:: GIVEN INSTRUCTION ::
What is the count of lines in the listing below that hold the string "레이아웃"? Reply with that number alone.

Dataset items
+++
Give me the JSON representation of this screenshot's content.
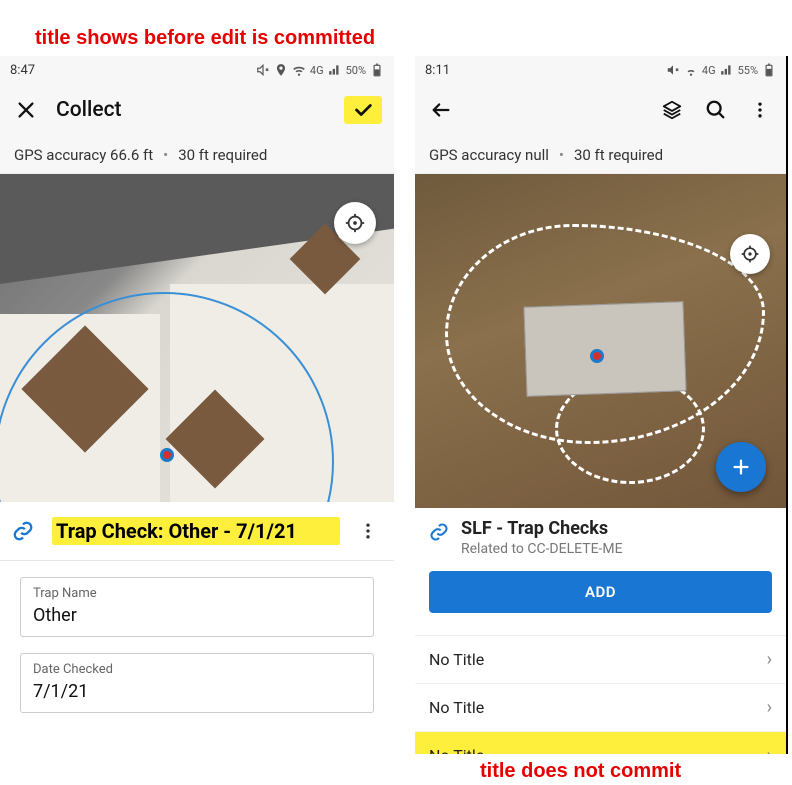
{
  "annotations": {
    "top": "title shows before edit is committed",
    "bottom": "title does not commit"
  },
  "left": {
    "status": {
      "time": "8:47",
      "battery": "50%",
      "network": "4G"
    },
    "appbar": {
      "title": "Collect"
    },
    "gps": {
      "accuracy": "GPS accuracy 66.6 ft",
      "required": "30 ft required"
    },
    "titlebar": {
      "title": "Trap Check: Other - 7/1/21"
    },
    "form": {
      "trap_name": {
        "label": "Trap Name",
        "value": "Other"
      },
      "date_checked": {
        "label": "Date Checked",
        "value": "7/1/21"
      }
    }
  },
  "right": {
    "status": {
      "time": "8:11",
      "battery": "55%",
      "network": "4G"
    },
    "gps": {
      "accuracy": "GPS accuracy null",
      "required": "30 ft required"
    },
    "panel": {
      "title": "SLF - Trap Checks",
      "subtitle": "Related to CC-DELETE-ME",
      "add_label": "ADD"
    },
    "list": {
      "items": [
        {
          "label": "No Title"
        },
        {
          "label": "No Title"
        },
        {
          "label": "No Title"
        }
      ]
    }
  },
  "colors": {
    "highlight": "#ffef3d",
    "primary": "#1976d2",
    "annotation": "#e60000"
  }
}
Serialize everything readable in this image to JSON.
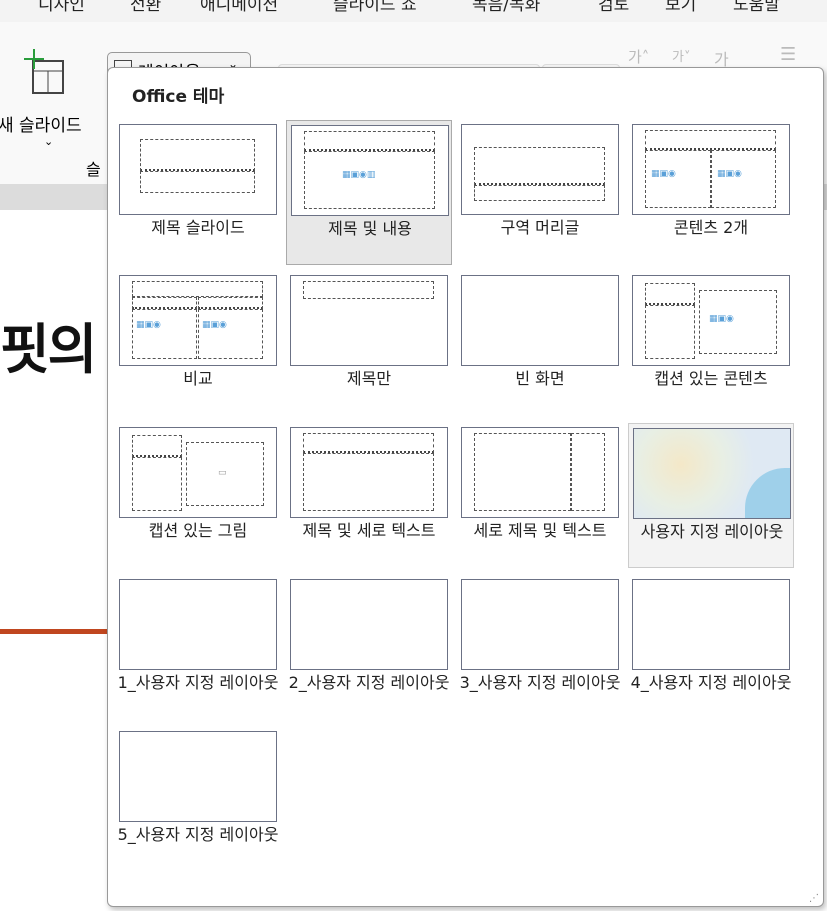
{
  "menu": [
    "디자인",
    "전환",
    "애니메이션",
    "슬라이드 쇼",
    "녹음/녹화",
    "검토",
    "보기",
    "도움말"
  ],
  "ribbon": {
    "new_slide": "새 슬라이드",
    "layout_button": "레이아웃",
    "font_size": "44",
    "group_label": "슬"
  },
  "slide_text": "핏의",
  "popup": {
    "title": "Office 테마",
    "items": [
      {
        "label": "제목 슬라이드"
      },
      {
        "label": "제목 및 내용"
      },
      {
        "label": "구역 머리글"
      },
      {
        "label": "콘텐츠 2개"
      },
      {
        "label": "비교"
      },
      {
        "label": "제목만"
      },
      {
        "label": "빈 화면"
      },
      {
        "label": "캡션 있는 콘텐츠"
      },
      {
        "label": "캡션 있는 그림"
      },
      {
        "label": "제목 및 세로 텍스트"
      },
      {
        "label": "세로 제목 및 텍스트"
      },
      {
        "label": "사용자 지정 레이아웃"
      },
      {
        "label": "1_사용자 지정 레이아웃"
      },
      {
        "label": "2_사용자 지정 레이아웃"
      },
      {
        "label": "3_사용자 지정 레이아웃"
      },
      {
        "label": "4_사용자 지정 레이아웃"
      },
      {
        "label": "5_사용자 지정 레이아웃"
      }
    ]
  },
  "selected": "제목 및 내용"
}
+++
:: SOLUTION FOR THIS TASK ::
7